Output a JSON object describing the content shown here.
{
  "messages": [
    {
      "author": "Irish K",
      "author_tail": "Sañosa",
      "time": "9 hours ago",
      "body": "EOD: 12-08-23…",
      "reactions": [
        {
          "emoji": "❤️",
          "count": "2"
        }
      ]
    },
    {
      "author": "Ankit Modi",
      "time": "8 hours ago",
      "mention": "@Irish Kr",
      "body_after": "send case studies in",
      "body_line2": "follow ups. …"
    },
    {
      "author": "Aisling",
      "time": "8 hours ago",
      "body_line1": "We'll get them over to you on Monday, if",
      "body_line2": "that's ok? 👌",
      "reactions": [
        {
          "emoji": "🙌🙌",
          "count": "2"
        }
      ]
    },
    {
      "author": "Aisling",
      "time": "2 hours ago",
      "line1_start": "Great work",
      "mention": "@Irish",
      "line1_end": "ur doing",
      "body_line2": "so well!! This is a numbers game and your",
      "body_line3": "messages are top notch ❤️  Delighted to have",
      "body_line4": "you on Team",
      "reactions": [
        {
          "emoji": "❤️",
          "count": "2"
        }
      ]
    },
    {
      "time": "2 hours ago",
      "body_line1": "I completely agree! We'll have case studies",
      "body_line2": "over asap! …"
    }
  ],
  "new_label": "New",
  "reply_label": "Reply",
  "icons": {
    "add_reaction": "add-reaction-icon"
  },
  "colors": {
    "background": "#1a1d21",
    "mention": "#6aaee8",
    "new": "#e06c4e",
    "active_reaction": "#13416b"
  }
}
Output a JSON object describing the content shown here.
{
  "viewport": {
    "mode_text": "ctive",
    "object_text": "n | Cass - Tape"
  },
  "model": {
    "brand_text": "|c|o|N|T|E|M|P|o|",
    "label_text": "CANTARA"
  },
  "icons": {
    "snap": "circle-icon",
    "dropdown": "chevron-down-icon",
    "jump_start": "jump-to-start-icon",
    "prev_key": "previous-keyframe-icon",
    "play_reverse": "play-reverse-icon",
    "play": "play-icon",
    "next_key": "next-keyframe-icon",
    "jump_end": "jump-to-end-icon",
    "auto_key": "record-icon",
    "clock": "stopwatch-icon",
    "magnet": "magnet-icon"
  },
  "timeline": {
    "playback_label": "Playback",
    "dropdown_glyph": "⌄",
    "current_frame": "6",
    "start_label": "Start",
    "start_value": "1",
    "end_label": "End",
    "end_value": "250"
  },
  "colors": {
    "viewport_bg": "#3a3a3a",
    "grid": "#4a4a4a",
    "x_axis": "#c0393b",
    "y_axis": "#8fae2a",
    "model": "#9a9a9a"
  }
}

• • • •

Nothing in the listing may be changed; retype it all exactly.

Output a JSON object describing the content shown here.
{
  "messages": [
    {
      "author": "Irish K",
      "author_tail": "Sañosa",
      "time": "9 hours ago",
      "body": "EOD: 12-08-23…",
      "reactions": [
        {
          "emoji": "❤️",
          "count": "2"
        }
      ]
    },
    {
      "author": "Ankit Modi",
      "time": "8 hours ago",
      "mention": "@Irish Kr",
      "body_after": "send case studies in",
      "body_line2": "follow ups. …"
    },
    {
      "author": "Aisling",
      "time": "8 hours ago",
      "body_line1": "We'll get them over to you on Monday, if",
      "body_line2": "that's ok? 👌",
      "reactions": [
        {
          "emoji": "🙌🙌",
          "count": "2"
        }
      ]
    },
    {
      "author": "Aisling",
      "time": "2 hours ago",
      "line1_start": "Great work",
      "mention": "@Irish",
      "line1_end": "ur doing",
      "body_line2": "so well!! This is a numbers game and your",
      "body_line3": "messages are top notch ❤️  Delighted to have",
      "body_line4": "you on Team",
      "reactions": [
        {
          "emoji": "❤️",
          "count": "2"
        }
      ]
    },
    {
      "time": "2 hours ago",
      "body_line1": "I completely agree! We'll have case studies",
      "body_line2": "over asap! …"
    }
  ],
  "new_label": "New",
  "reply_label": "Reply",
  "icons": {
    "add_reaction": "add-reaction-icon"
  },
  "colors": {
    "background": "#1a1d21",
    "mention": "#6aaee8",
    "new": "#e06c4e",
    "active_reaction": "#13416b"
  }
}
Output a JSON object describing the content shown here.
{
  "viewport": {
    "mode_text": "ctive",
    "object_text": "n | Cass - Tape"
  },
  "model": {
    "brand_text": "|c|o|N|T|E|M|P|o|",
    "label_text": "CANTARA"
  },
  "icons": {
    "snap": "circle-icon",
    "dropdown": "chevron-down-icon",
    "jump_start": "jump-to-start-icon",
    "prev_key": "previous-keyframe-icon",
    "play_reverse": "play-reverse-icon",
    "play": "play-icon",
    "next_key": "next-keyframe-icon",
    "jump_end": "jump-to-end-icon",
    "auto_key": "record-icon",
    "clock": "stopwatch-icon",
    "magnet": "magnet-icon"
  },
  "timeline": {
    "playback_label": "Playback",
    "dropdown_glyph": "⌄",
    "current_frame": "6",
    "start_label": "Start",
    "start_value": "1",
    "end_label": "End",
    "end_value": "250"
  },
  "colors": {
    "viewport_bg": "#3a3a3a",
    "grid": "#4a4a4a",
    "x_axis": "#c0393b",
    "y_axis": "#8fae2a",
    "model": "#9a9a9a"
  }
}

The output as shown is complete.